WHAT YOU HAVE TO DO:
The answer is one number: how many lines in the data below hold "this".

Entries from a visual dataset:
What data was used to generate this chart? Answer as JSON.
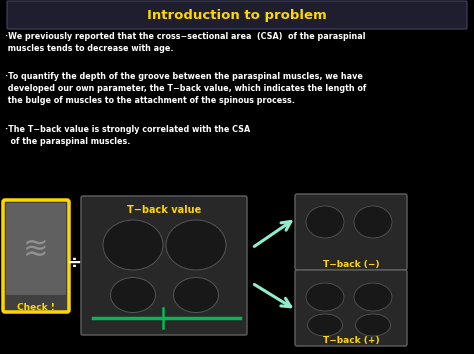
{
  "background_color": "#000000",
  "title_text": "Introduction to problem",
  "title_text_color": "#FFD700",
  "title_bar_color": "#1a1a1a",
  "bullet1": "·We previously reported that the cross−sectional area  (CSA)  of the paraspinal\n muscles tends to decrease with age.",
  "bullet2": "·To quantify the depth of the groove between the paraspinal muscles, we have\n developed our own parameter, the T−back value, which indicates the length of\n the bulge of muscles to the attachment of the spinous process.",
  "bullet3": "·The T−back value is strongly correlated with the CSA\n  of the paraspinal muscles.",
  "text_color": "#FFFFFF",
  "label_check": "Check !",
  "label_tback_value": "T−back value",
  "label_tback_neg": "T−back (−)",
  "label_tback_pos": "T−back (+)",
  "label_color": "#FFD700",
  "divide_symbol": "÷",
  "arrow_color": "#90EED0",
  "check_border_color": "#FFD700",
  "figsize": [
    4.74,
    3.54
  ],
  "dpi": 100
}
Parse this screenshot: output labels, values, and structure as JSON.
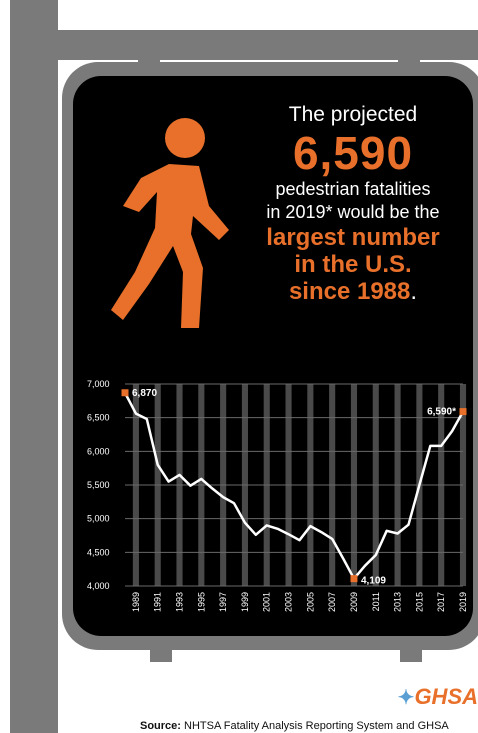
{
  "headline": {
    "lead": "The projected",
    "number": "6,590",
    "line1": "pedestrian fatalities",
    "line2": "in 2019* would be the",
    "emph1": "largest number",
    "emph2": "in the U.S.",
    "emph3": "since 1988",
    "period": "."
  },
  "colors": {
    "accent": "#e8702a",
    "sign": "#000000",
    "pole": "#7a7a7a",
    "line": "#ffffff",
    "stripe": "#4a4a4a"
  },
  "chart_data": {
    "type": "line",
    "title": "",
    "xlabel": "",
    "ylabel": "",
    "ylim": [
      4000,
      7000
    ],
    "yticks": [
      "7,000",
      "6,500",
      "6,000",
      "5,500",
      "5,000",
      "4,500",
      "4,000"
    ],
    "ytick_values": [
      7000,
      6500,
      6000,
      5500,
      5000,
      4500,
      4000
    ],
    "xtick_labels": [
      "1989",
      "1991",
      "1993",
      "1995",
      "1997",
      "1999",
      "2001",
      "2003",
      "2005",
      "2007",
      "2009",
      "2011",
      "2013",
      "2015",
      "2017",
      "2019"
    ],
    "grid": true,
    "series": [
      {
        "x": [
          1988,
          1989,
          1990,
          1991,
          1992,
          1993,
          1994,
          1995,
          1996,
          1997,
          1998,
          1999,
          2000,
          2001,
          2002,
          2003,
          2004,
          2005,
          2006,
          2007,
          2008,
          2009,
          2010,
          2011,
          2012,
          2013,
          2014,
          2015,
          2016,
          2017,
          2018,
          2019
        ],
        "values": [
          6870,
          6560,
          6480,
          5800,
          5550,
          5650,
          5490,
          5590,
          5450,
          5320,
          5230,
          4940,
          4760,
          4900,
          4850,
          4770,
          4680,
          4890,
          4800,
          4700,
          4410,
          4109,
          4300,
          4460,
          4820,
          4780,
          4910,
          5500,
          6080,
          6080,
          6300,
          6590
        ]
      }
    ],
    "annotations": [
      {
        "x": 1988,
        "y": 6870,
        "label": "6,870"
      },
      {
        "x": 2009,
        "y": 4109,
        "label": "4,109"
      },
      {
        "x": 2019,
        "y": 6590,
        "label": "6,590*"
      }
    ]
  },
  "logo": {
    "text": "GHSA",
    "icon": "star-icon"
  },
  "source": {
    "prefix": "Source:",
    "text": " NHTSA Fatality Analysis Reporting System and GHSA"
  }
}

EXERCISE SOLUTION:
2